WHAT TO PRODUCE>
Output every entry exactly as written, but omit the pictures.

★ ★ ★ ★ ★ ★ ★

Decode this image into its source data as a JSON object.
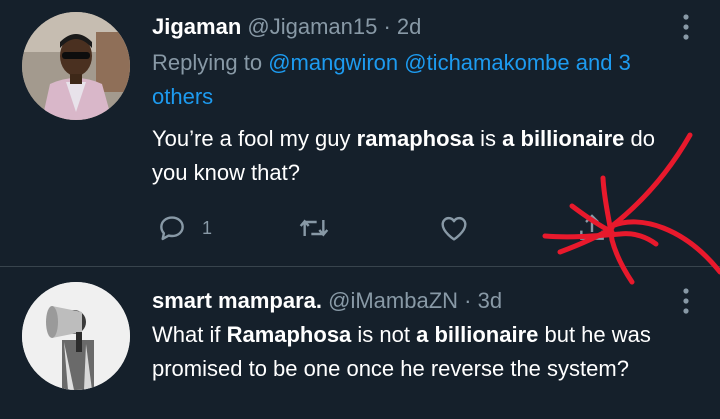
{
  "tweets": [
    {
      "name": "Jigaman",
      "handle": "@Jigaman15",
      "sep": " · ",
      "time": "2d",
      "replying_prefix": "Replying to ",
      "replying_mentions": "@mangwiron @tichamakombe and 3 others",
      "text_parts": [
        "You’re a fool my guy ",
        "ramaphosa",
        " is ",
        "a billionaire",
        " do you know that?"
      ],
      "reply_count": "1"
    },
    {
      "name": "smart mampara.",
      "handle": "@iMambaZN",
      "sep": " · ",
      "time": "3d",
      "text_parts": [
        "What if ",
        "Ramaphosa",
        " is not ",
        "a billionaire",
        " but he was promised to be one once he reverse the system?"
      ]
    }
  ],
  "colors": {
    "background": "#15202b",
    "secondary_text": "#8899a6",
    "link": "#1d9bf0",
    "annotation": "#e8192c"
  },
  "icons": [
    "reply-icon",
    "retweet-icon",
    "like-icon",
    "share-icon",
    "more-icon"
  ]
}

★ ★ ★ ★ ★ ★ ★

SOLUTION FOR THIS PROBLEM>
Decode this image into its source data as a JSON object.
{
  "tweets": [
    {
      "name": "Jigaman",
      "handle": "@Jigaman15",
      "sep": " · ",
      "time": "2d",
      "replying_prefix": "Replying to ",
      "replying_mentions": "@mangwiron @tichamakombe and 3 others",
      "text_parts": [
        "You’re a fool my guy ",
        "ramaphosa",
        " is ",
        "a billionaire",
        " do you know that?"
      ],
      "reply_count": "1"
    },
    {
      "name": "smart mampara.",
      "handle": "@iMambaZN",
      "sep": " · ",
      "time": "3d",
      "text_parts": [
        "What if ",
        "Ramaphosa",
        " is not ",
        "a billionaire",
        " but he was promised to be one once he reverse the system?"
      ]
    }
  ],
  "colors": {
    "background": "#15202b",
    "secondary_text": "#8899a6",
    "link": "#1d9bf0",
    "annotation": "#e8192c"
  },
  "icons": [
    "reply-icon",
    "retweet-icon",
    "like-icon",
    "share-icon",
    "more-icon"
  ]
}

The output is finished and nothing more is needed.